YOUR INSTRUCTIONS: Whenever a line below holds the word "жесткости", copy that line.

== MATERIAL FOR THE TASK ==

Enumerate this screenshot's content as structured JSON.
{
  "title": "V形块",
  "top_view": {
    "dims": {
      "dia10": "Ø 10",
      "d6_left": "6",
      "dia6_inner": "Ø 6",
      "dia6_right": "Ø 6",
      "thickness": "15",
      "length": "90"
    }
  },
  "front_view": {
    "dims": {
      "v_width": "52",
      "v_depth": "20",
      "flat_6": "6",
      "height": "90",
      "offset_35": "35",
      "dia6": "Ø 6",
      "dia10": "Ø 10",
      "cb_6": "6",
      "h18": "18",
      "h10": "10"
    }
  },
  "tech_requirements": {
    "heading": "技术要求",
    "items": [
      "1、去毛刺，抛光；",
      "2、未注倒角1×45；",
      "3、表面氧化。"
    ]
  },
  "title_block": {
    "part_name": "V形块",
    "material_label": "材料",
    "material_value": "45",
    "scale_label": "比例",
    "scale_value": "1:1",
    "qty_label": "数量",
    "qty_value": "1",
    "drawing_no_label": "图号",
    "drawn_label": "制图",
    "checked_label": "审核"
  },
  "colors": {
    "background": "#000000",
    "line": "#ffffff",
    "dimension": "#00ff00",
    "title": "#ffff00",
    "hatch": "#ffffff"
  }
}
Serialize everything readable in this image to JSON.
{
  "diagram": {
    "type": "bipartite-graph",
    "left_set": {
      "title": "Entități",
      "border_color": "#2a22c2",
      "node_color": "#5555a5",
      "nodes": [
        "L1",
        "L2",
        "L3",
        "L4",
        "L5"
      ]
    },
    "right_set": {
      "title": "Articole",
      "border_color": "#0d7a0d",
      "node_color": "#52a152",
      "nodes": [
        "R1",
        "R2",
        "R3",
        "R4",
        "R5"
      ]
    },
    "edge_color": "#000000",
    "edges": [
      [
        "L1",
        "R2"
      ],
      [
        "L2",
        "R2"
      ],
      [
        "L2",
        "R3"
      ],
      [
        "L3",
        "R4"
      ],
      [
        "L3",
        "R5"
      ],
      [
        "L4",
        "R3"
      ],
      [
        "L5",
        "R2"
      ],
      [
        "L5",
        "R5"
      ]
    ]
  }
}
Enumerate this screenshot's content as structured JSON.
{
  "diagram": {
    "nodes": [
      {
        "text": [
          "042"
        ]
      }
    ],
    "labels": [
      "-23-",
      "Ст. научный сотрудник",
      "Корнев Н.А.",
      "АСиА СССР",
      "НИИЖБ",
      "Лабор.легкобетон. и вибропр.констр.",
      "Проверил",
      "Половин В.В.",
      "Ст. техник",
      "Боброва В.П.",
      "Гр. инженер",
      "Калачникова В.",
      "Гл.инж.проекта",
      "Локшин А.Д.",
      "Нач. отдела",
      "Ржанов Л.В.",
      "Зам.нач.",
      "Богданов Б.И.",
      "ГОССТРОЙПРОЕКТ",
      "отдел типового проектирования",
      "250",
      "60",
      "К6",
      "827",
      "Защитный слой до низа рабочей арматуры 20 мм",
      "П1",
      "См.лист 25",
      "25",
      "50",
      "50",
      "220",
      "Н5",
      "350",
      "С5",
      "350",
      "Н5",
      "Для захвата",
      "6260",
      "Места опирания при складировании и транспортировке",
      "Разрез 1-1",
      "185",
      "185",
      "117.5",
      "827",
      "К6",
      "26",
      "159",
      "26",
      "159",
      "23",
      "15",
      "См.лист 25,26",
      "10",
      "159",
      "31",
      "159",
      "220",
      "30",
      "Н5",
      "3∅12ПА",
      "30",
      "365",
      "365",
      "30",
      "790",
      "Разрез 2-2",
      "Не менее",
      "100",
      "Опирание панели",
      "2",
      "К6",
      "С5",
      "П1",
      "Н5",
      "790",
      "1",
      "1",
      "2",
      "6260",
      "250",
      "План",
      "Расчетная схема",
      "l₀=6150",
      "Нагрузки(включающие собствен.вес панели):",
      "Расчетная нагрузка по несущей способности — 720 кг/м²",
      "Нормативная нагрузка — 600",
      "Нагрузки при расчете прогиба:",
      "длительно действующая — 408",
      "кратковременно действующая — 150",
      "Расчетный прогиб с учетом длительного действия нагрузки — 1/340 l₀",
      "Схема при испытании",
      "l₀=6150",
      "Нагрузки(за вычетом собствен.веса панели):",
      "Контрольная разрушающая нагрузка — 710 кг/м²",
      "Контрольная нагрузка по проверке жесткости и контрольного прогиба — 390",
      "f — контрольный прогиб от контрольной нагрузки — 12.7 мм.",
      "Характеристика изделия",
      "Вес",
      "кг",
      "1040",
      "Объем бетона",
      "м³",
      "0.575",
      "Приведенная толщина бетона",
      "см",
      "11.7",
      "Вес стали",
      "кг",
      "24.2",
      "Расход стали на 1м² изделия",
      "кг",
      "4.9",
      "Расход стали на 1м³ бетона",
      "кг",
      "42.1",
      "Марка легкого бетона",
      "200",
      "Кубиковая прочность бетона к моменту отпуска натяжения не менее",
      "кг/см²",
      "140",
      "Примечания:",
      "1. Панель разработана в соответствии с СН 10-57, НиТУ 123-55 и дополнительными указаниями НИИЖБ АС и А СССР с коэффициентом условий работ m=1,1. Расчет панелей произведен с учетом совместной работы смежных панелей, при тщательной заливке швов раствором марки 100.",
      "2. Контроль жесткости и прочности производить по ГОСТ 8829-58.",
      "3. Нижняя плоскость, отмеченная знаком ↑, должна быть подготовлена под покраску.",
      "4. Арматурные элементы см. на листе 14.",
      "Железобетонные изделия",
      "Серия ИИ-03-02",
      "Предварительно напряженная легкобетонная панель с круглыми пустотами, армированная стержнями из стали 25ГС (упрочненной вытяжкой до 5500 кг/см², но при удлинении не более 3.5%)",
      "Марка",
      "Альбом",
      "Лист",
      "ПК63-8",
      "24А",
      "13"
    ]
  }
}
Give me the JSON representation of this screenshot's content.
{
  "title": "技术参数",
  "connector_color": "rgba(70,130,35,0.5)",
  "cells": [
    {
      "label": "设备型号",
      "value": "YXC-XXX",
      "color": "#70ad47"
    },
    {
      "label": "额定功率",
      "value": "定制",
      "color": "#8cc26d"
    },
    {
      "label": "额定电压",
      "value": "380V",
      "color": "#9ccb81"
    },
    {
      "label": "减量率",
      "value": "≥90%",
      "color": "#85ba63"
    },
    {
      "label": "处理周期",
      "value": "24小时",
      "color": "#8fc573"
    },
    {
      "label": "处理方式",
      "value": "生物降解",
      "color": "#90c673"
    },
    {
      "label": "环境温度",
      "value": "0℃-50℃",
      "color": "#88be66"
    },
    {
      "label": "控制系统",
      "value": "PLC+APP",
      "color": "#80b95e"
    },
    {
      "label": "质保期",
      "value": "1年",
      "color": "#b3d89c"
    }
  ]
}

===

RESULT OF THIS TASK:
      "Контрольная нагрузка по проверке жесткости и контрольного прогиба — 390",
      "2. Контроль жесткости и прочности производить по ГОСТ 8829-58.",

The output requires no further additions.